Collected data entries
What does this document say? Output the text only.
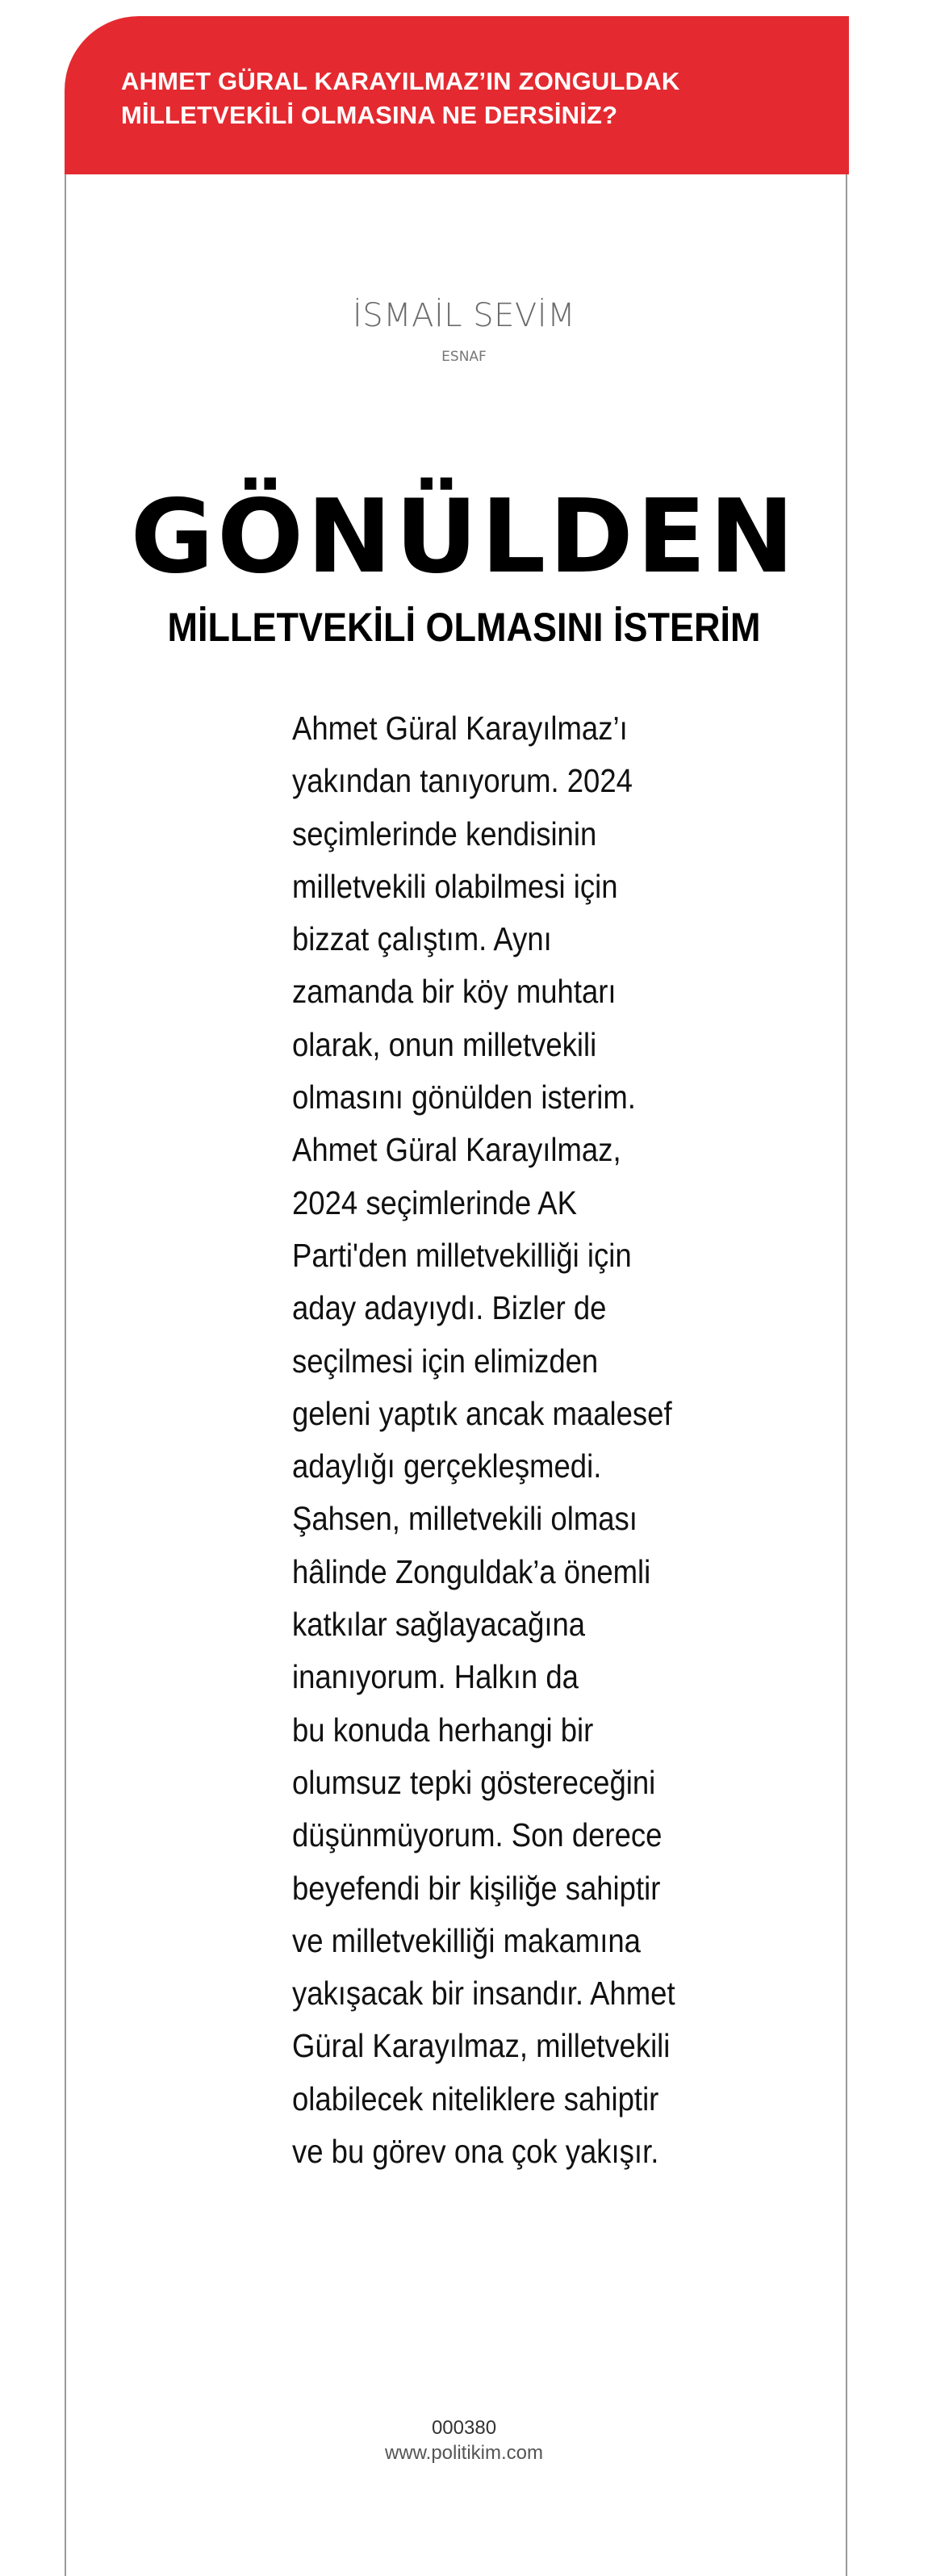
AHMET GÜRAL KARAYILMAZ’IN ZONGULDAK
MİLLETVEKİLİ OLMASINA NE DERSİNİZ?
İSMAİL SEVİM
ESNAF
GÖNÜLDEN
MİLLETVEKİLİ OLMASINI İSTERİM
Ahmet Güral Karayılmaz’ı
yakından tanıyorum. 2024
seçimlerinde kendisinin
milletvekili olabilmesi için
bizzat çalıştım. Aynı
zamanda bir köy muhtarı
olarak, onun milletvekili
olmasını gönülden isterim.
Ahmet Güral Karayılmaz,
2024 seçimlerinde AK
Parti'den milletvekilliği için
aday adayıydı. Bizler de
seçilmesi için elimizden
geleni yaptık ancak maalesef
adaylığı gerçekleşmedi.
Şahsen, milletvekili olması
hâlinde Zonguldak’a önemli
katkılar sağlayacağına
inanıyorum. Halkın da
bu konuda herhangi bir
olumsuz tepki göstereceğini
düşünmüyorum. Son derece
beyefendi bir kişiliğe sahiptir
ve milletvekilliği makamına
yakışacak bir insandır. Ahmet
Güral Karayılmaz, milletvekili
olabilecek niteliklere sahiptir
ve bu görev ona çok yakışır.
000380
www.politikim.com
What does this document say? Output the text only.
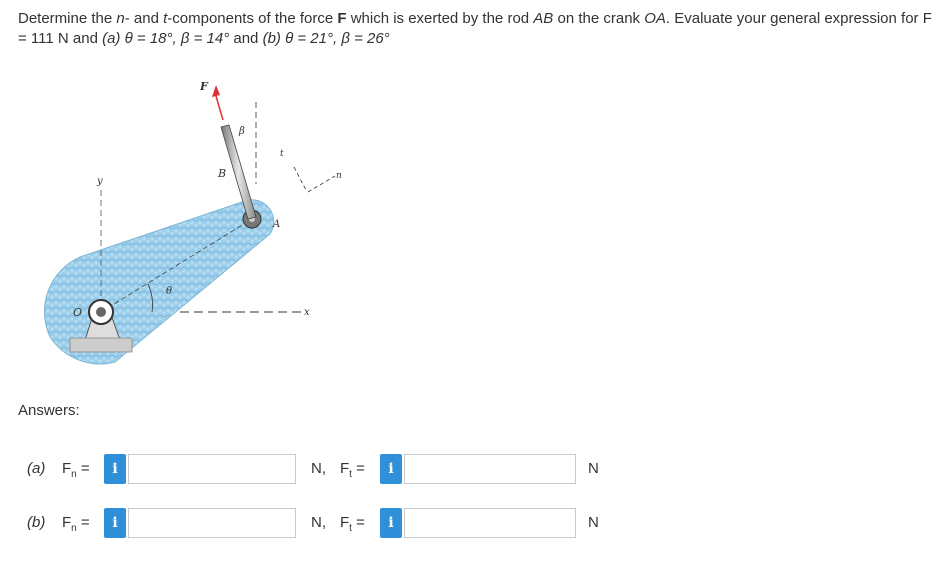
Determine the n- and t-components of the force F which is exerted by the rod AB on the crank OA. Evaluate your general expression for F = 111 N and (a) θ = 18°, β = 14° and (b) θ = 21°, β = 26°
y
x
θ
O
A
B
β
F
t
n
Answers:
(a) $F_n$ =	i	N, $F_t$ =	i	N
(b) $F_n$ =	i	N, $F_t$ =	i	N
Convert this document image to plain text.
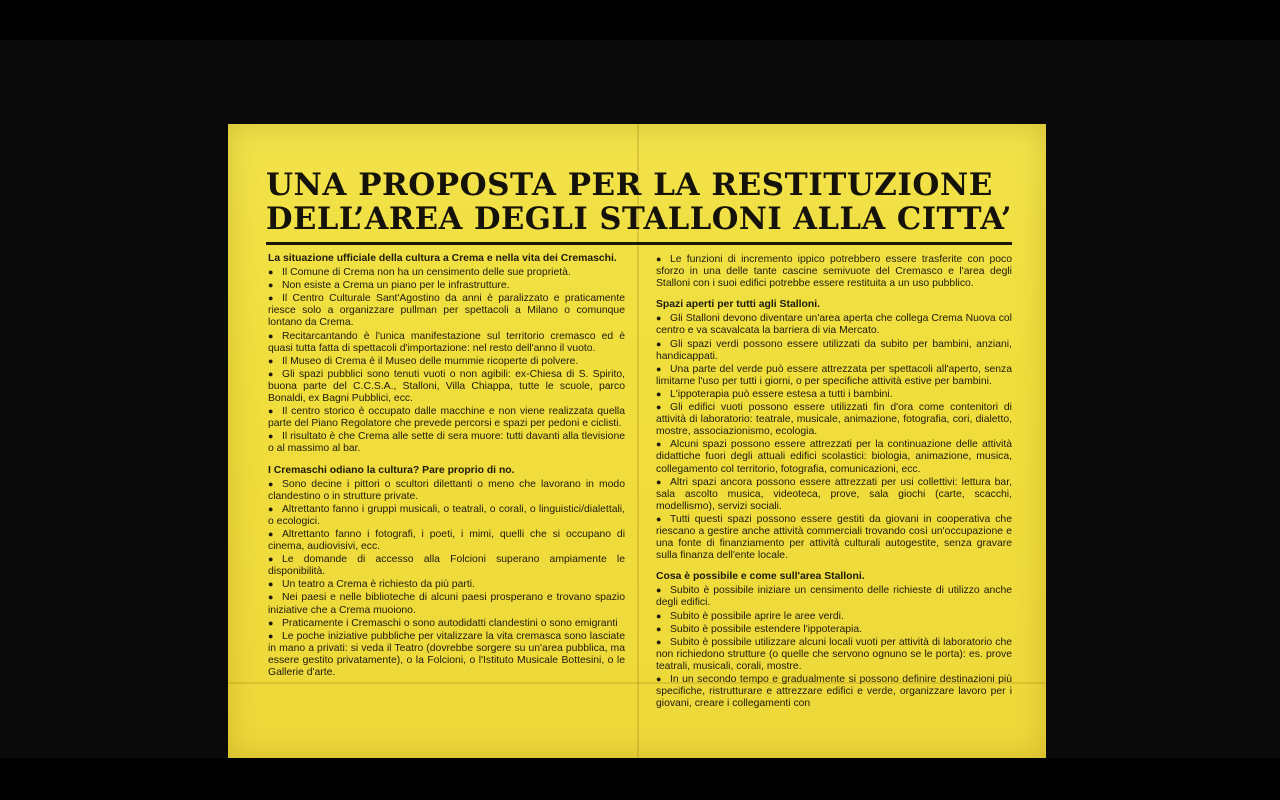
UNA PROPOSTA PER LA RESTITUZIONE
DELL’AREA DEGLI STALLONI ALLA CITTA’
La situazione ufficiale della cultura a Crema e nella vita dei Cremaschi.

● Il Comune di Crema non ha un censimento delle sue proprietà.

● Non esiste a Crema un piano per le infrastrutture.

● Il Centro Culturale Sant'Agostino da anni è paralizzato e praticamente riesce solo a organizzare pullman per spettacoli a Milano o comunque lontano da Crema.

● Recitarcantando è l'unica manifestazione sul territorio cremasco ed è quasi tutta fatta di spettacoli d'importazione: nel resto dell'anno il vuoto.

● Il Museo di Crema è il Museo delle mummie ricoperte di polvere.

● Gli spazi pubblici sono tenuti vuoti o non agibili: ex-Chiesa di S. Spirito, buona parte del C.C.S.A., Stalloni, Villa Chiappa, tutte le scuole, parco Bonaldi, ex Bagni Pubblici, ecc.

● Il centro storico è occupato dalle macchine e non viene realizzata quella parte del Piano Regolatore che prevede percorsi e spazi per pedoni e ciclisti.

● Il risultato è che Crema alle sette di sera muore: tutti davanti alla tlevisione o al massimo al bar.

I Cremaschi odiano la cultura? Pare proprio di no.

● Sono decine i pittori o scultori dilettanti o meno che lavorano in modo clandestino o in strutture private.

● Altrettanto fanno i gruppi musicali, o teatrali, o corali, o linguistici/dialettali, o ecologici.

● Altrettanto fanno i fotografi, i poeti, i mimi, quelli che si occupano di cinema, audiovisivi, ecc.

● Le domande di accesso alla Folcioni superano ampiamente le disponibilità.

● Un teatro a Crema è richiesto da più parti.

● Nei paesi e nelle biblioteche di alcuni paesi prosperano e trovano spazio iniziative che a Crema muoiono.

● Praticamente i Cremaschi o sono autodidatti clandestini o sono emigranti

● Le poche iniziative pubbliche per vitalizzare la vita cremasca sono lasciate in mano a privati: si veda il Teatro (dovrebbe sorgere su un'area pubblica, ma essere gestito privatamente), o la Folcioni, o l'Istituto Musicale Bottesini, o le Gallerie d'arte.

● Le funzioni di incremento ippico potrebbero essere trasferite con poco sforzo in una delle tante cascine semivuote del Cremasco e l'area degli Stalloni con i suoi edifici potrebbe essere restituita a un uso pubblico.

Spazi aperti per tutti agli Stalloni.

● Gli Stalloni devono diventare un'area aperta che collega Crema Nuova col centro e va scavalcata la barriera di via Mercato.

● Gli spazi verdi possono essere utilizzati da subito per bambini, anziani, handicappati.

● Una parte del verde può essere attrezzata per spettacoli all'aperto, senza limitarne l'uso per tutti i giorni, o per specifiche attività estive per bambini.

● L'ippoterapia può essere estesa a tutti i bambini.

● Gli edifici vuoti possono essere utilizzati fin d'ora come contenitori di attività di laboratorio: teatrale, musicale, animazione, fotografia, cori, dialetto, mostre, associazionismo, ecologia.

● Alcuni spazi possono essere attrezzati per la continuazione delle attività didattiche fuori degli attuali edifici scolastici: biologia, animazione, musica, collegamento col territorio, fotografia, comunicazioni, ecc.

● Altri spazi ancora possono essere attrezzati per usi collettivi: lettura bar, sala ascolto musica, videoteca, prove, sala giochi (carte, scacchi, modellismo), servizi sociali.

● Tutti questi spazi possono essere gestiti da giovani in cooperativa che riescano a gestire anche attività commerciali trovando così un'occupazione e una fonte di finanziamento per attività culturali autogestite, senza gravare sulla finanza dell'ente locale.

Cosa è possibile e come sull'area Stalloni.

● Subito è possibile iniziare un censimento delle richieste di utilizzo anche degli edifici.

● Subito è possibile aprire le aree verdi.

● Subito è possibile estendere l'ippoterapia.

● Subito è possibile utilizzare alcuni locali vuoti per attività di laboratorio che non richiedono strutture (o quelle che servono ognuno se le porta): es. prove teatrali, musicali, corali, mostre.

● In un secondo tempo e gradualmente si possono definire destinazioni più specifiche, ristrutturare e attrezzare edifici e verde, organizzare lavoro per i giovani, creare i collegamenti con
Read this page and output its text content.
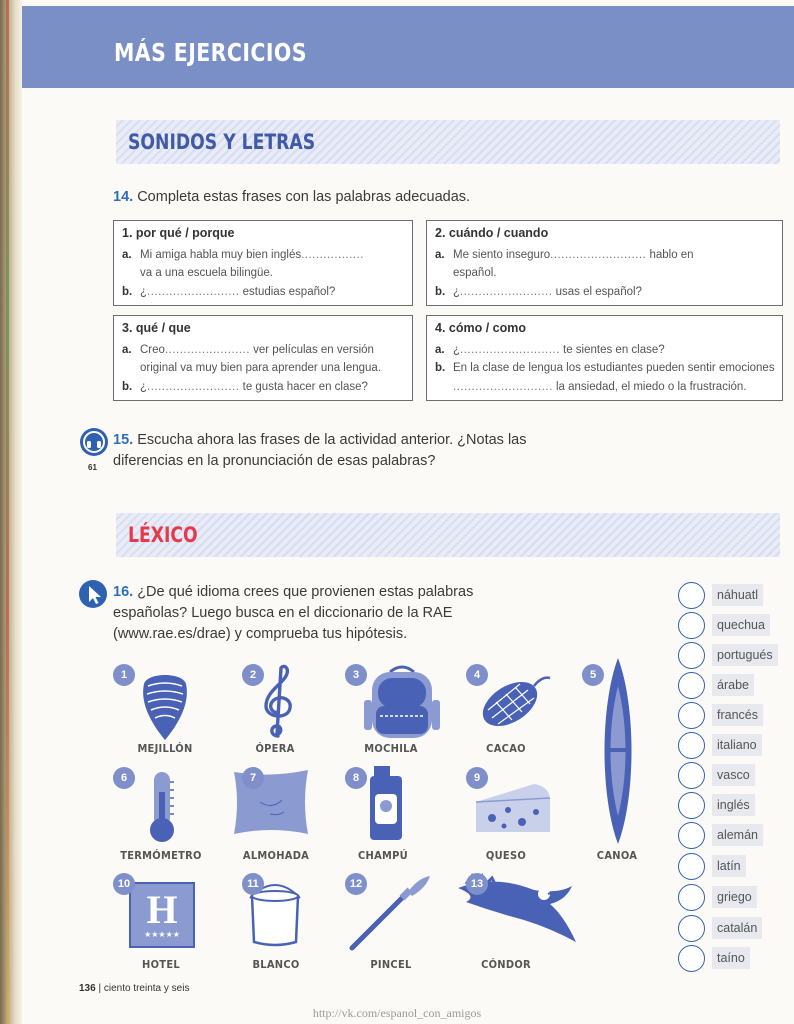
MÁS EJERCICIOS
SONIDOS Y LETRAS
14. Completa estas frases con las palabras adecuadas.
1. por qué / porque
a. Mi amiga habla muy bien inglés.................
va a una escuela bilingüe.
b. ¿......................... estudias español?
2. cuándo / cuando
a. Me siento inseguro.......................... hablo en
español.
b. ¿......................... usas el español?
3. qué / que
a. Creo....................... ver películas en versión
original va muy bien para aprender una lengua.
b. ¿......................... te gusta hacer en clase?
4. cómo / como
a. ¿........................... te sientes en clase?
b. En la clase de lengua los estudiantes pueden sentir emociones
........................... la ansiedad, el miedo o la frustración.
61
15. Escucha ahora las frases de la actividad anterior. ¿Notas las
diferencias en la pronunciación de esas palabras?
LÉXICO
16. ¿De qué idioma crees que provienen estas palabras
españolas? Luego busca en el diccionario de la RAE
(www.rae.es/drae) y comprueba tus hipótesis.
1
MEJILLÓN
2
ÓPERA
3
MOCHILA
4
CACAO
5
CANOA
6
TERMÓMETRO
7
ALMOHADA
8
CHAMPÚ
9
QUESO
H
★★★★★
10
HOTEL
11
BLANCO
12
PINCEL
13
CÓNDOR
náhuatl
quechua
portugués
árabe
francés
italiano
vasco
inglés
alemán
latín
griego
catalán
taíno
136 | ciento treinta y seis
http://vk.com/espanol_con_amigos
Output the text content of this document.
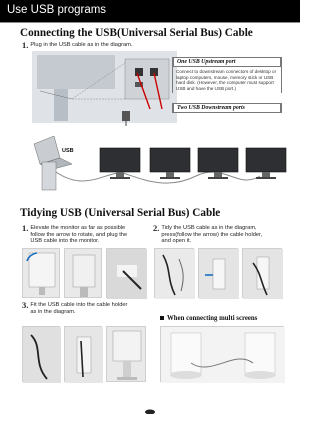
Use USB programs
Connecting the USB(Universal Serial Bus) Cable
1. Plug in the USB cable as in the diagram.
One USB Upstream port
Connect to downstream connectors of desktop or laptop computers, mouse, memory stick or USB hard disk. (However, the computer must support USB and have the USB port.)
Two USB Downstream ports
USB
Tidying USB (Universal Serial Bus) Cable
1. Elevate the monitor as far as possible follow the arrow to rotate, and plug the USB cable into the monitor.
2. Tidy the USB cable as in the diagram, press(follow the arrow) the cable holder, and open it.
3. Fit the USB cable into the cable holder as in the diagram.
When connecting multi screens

## [Instruction]
Return each line of the data that contains the string "censimento".

## [Finished exercise]
● Il Comune di Crema non ha un censimento delle sue proprietà.
● Subito è possibile iniziare un censimento delle richieste di utilizzo anche degli edifici.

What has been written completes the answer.